- _EXERCISE INSTRUCTIONS_:
Take from the listing each line that has the string "color".

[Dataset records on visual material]
-- start --

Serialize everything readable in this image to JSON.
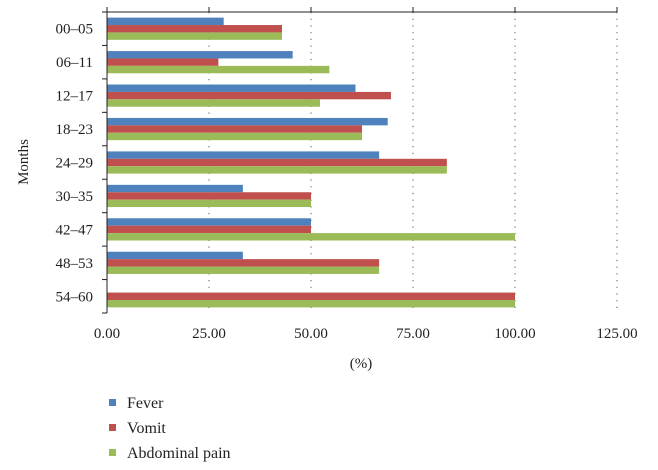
{
  "chart_data": {
    "type": "bar",
    "orientation": "horizontal",
    "categories": [
      "00–05",
      "06–11",
      "12–17",
      "18–23",
      "24–29",
      "30–35",
      "42–47",
      "48–53",
      "54–60"
    ],
    "series": [
      {
        "name": "Fever",
        "color": "#4f81bd",
        "values": [
          28.6,
          45.5,
          60.9,
          68.8,
          66.7,
          33.3,
          50.0,
          33.3,
          0
        ]
      },
      {
        "name": "Vomit",
        "color": "#c0504d",
        "values": [
          42.9,
          27.3,
          69.6,
          62.5,
          83.3,
          50.0,
          50.0,
          66.7,
          100.0
        ]
      },
      {
        "name": "Abdominal pain",
        "color": "#9bbb59",
        "values": [
          42.9,
          54.5,
          52.2,
          62.5,
          83.3,
          50.0,
          100.0,
          66.7,
          100.0
        ]
      }
    ],
    "title": "",
    "xlabel": "(%)",
    "ylabel": "Months",
    "xlim": [
      0,
      125
    ],
    "xticks": [
      0,
      25,
      50,
      75,
      100,
      125
    ],
    "xtick_labels": [
      "0.00",
      "25.00",
      "50.00",
      "75.00",
      "100.00",
      "125.00"
    ],
    "grid": "vertical dotted",
    "legend_position": "bottom"
  }
}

-- end --

- _COMPLETE OUTPUT_:
        "color": "#4f81bd",
        "color": "#c0504d",
        "color": "#9bbb59",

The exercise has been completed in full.